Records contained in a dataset
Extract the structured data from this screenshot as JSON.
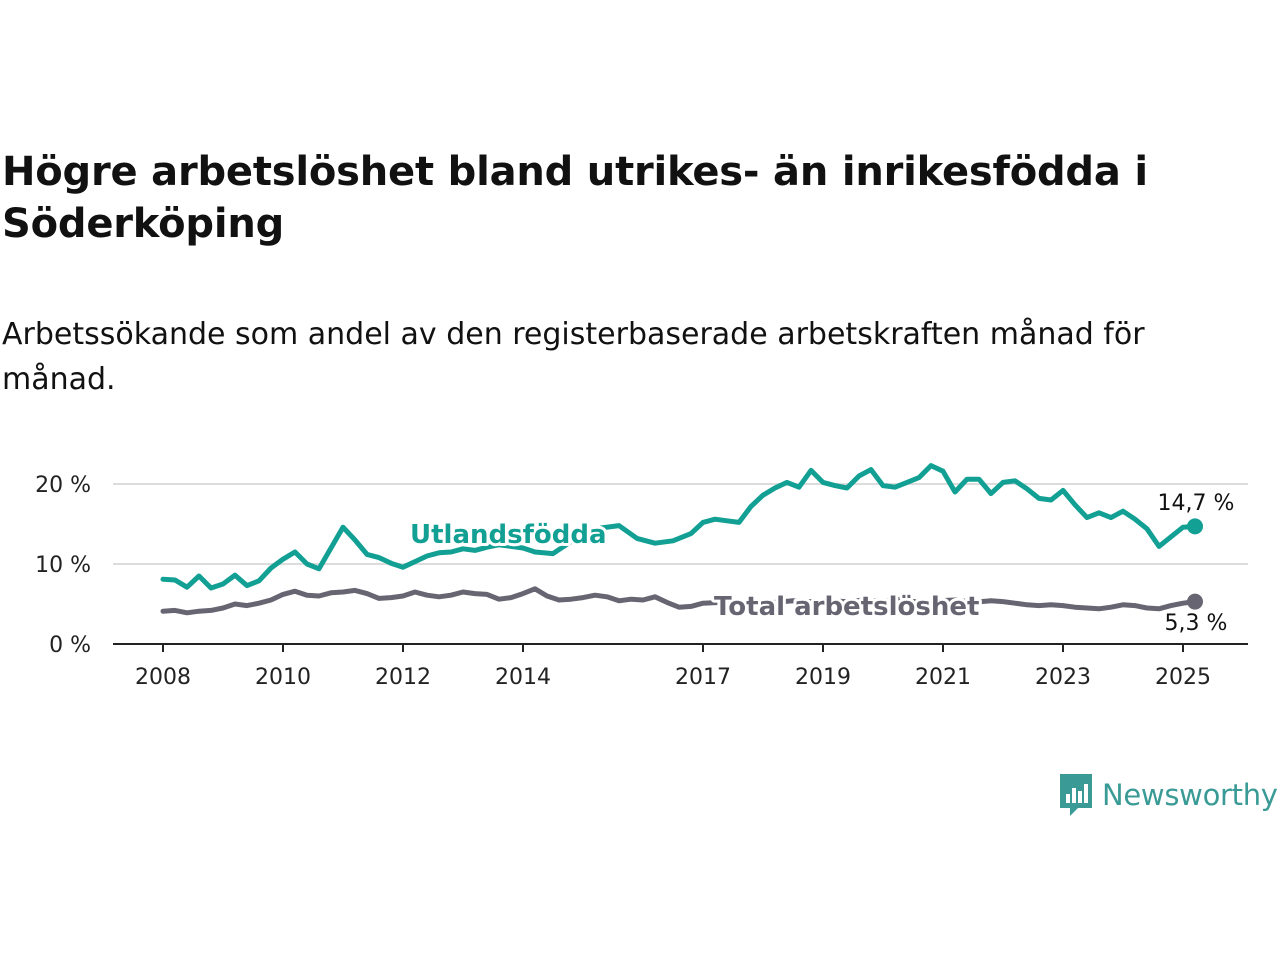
{
  "title": "Högre arbetslöshet bland utrikes- än inrikesfödda i Söderköping",
  "subtitle": "Arbetssökande som andel av den registerbaserade arbetskraften månad för månad.",
  "brand": {
    "name": "Newsworthy",
    "color": "#3a9b96",
    "icon": "bar-chart-speech-bubble-icon"
  },
  "chart_data": {
    "type": "line",
    "x_ticks": [
      "2008",
      "2010",
      "2012",
      "2014",
      "2017",
      "2019",
      "2021",
      "2023",
      "2025"
    ],
    "y_ticks": [
      "0 %",
      "10 %",
      "20 %"
    ],
    "ylim": [
      0,
      25
    ],
    "xlim": [
      2007.6,
      2026.1
    ],
    "grid": true,
    "series": [
      {
        "name": "Utlandsfödda",
        "color": "#11a093",
        "end_label": "14,7 %",
        "points": [
          [
            2008.0,
            8.1
          ],
          [
            2008.2,
            8.0
          ],
          [
            2008.4,
            7.1
          ],
          [
            2008.6,
            8.5
          ],
          [
            2008.8,
            7.0
          ],
          [
            2009.0,
            7.5
          ],
          [
            2009.2,
            8.6
          ],
          [
            2009.4,
            7.3
          ],
          [
            2009.6,
            7.9
          ],
          [
            2009.8,
            9.5
          ],
          [
            2010.0,
            10.6
          ],
          [
            2010.2,
            11.5
          ],
          [
            2010.4,
            10.0
          ],
          [
            2010.6,
            9.4
          ],
          [
            2010.8,
            12.0
          ],
          [
            2011.0,
            14.6
          ],
          [
            2011.2,
            13.0
          ],
          [
            2011.4,
            11.2
          ],
          [
            2011.6,
            10.8
          ],
          [
            2011.8,
            10.1
          ],
          [
            2012.0,
            9.6
          ],
          [
            2012.2,
            10.3
          ],
          [
            2012.4,
            11.0
          ],
          [
            2012.6,
            11.4
          ],
          [
            2012.8,
            11.5
          ],
          [
            2013.0,
            11.9
          ],
          [
            2013.2,
            11.7
          ],
          [
            2013.4,
            12.1
          ],
          [
            2013.6,
            12.4
          ],
          [
            2013.8,
            12.2
          ],
          [
            2014.0,
            12.0
          ],
          [
            2014.2,
            11.5
          ],
          [
            2014.5,
            11.3
          ],
          [
            2014.8,
            12.8
          ],
          [
            2015.0,
            13.5
          ],
          [
            2015.3,
            14.5
          ],
          [
            2015.6,
            14.8
          ],
          [
            2015.9,
            13.2
          ],
          [
            2016.2,
            12.6
          ],
          [
            2016.5,
            12.9
          ],
          [
            2016.8,
            13.8
          ],
          [
            2017.0,
            15.2
          ],
          [
            2017.2,
            15.6
          ],
          [
            2017.4,
            15.4
          ],
          [
            2017.6,
            15.2
          ],
          [
            2017.8,
            17.2
          ],
          [
            2018.0,
            18.6
          ],
          [
            2018.2,
            19.5
          ],
          [
            2018.4,
            20.2
          ],
          [
            2018.6,
            19.6
          ],
          [
            2018.8,
            21.7
          ],
          [
            2019.0,
            20.2
          ],
          [
            2019.2,
            19.8
          ],
          [
            2019.4,
            19.5
          ],
          [
            2019.6,
            21.0
          ],
          [
            2019.8,
            21.8
          ],
          [
            2020.0,
            19.8
          ],
          [
            2020.2,
            19.6
          ],
          [
            2020.4,
            20.2
          ],
          [
            2020.6,
            20.8
          ],
          [
            2020.8,
            22.3
          ],
          [
            2021.0,
            21.6
          ],
          [
            2021.2,
            19.0
          ],
          [
            2021.4,
            20.6
          ],
          [
            2021.6,
            20.6
          ],
          [
            2021.8,
            18.8
          ],
          [
            2022.0,
            20.2
          ],
          [
            2022.2,
            20.4
          ],
          [
            2022.4,
            19.4
          ],
          [
            2022.6,
            18.2
          ],
          [
            2022.8,
            18.0
          ],
          [
            2023.0,
            19.2
          ],
          [
            2023.2,
            17.4
          ],
          [
            2023.4,
            15.8
          ],
          [
            2023.6,
            16.4
          ],
          [
            2023.8,
            15.8
          ],
          [
            2024.0,
            16.6
          ],
          [
            2024.2,
            15.6
          ],
          [
            2024.4,
            14.4
          ],
          [
            2024.6,
            12.2
          ],
          [
            2024.8,
            13.4
          ],
          [
            2025.0,
            14.6
          ],
          [
            2025.2,
            14.7
          ]
        ]
      },
      {
        "name": "Total arbetslöshet",
        "color": "#676571",
        "end_label": "5,3 %",
        "points": [
          [
            2008.0,
            4.1
          ],
          [
            2008.2,
            4.2
          ],
          [
            2008.4,
            3.9
          ],
          [
            2008.6,
            4.1
          ],
          [
            2008.8,
            4.2
          ],
          [
            2009.0,
            4.5
          ],
          [
            2009.2,
            5.0
          ],
          [
            2009.4,
            4.8
          ],
          [
            2009.6,
            5.1
          ],
          [
            2009.8,
            5.5
          ],
          [
            2010.0,
            6.2
          ],
          [
            2010.2,
            6.6
          ],
          [
            2010.4,
            6.1
          ],
          [
            2010.6,
            6.0
          ],
          [
            2010.8,
            6.4
          ],
          [
            2011.0,
            6.5
          ],
          [
            2011.2,
            6.7
          ],
          [
            2011.4,
            6.3
          ],
          [
            2011.6,
            5.7
          ],
          [
            2011.8,
            5.8
          ],
          [
            2012.0,
            6.0
          ],
          [
            2012.2,
            6.5
          ],
          [
            2012.4,
            6.1
          ],
          [
            2012.6,
            5.9
          ],
          [
            2012.8,
            6.1
          ],
          [
            2013.0,
            6.5
          ],
          [
            2013.2,
            6.3
          ],
          [
            2013.4,
            6.2
          ],
          [
            2013.6,
            5.6
          ],
          [
            2013.8,
            5.8
          ],
          [
            2014.0,
            6.3
          ],
          [
            2014.2,
            6.9
          ],
          [
            2014.4,
            6.0
          ],
          [
            2014.6,
            5.5
          ],
          [
            2014.8,
            5.6
          ],
          [
            2015.0,
            5.8
          ],
          [
            2015.2,
            6.1
          ],
          [
            2015.4,
            5.9
          ],
          [
            2015.6,
            5.4
          ],
          [
            2015.8,
            5.6
          ],
          [
            2016.0,
            5.5
          ],
          [
            2016.2,
            5.9
          ],
          [
            2016.4,
            5.2
          ],
          [
            2016.6,
            4.6
          ],
          [
            2016.8,
            4.7
          ],
          [
            2017.0,
            5.1
          ],
          [
            2017.3,
            5.2
          ],
          [
            2017.6,
            5.2
          ],
          [
            2017.9,
            5.3
          ],
          [
            2018.2,
            5.2
          ],
          [
            2018.5,
            5.4
          ],
          [
            2018.8,
            5.3
          ],
          [
            2019.1,
            5.4
          ],
          [
            2019.4,
            5.3
          ],
          [
            2019.7,
            5.5
          ],
          [
            2020.0,
            5.3
          ],
          [
            2020.3,
            5.6
          ],
          [
            2020.6,
            5.2
          ],
          [
            2020.9,
            5.4
          ],
          [
            2021.2,
            5.5
          ],
          [
            2021.5,
            5.2
          ],
          [
            2021.8,
            5.4
          ],
          [
            2022.0,
            5.3
          ],
          [
            2022.2,
            5.1
          ],
          [
            2022.4,
            4.9
          ],
          [
            2022.6,
            4.8
          ],
          [
            2022.8,
            4.9
          ],
          [
            2023.0,
            4.8
          ],
          [
            2023.2,
            4.6
          ],
          [
            2023.4,
            4.5
          ],
          [
            2023.6,
            4.4
          ],
          [
            2023.8,
            4.6
          ],
          [
            2024.0,
            4.9
          ],
          [
            2024.2,
            4.8
          ],
          [
            2024.4,
            4.5
          ],
          [
            2024.6,
            4.4
          ],
          [
            2024.8,
            4.8
          ],
          [
            2025.0,
            5.1
          ],
          [
            2025.2,
            5.3
          ]
        ]
      }
    ]
  }
}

_PROBLEM DETAILS_. Scan the material above. Copy each line where "color" occurs.

_OUTPUT BELOW_.
    "color": "#3a9b96",
        "color": "#11a093",
        "color": "#676571",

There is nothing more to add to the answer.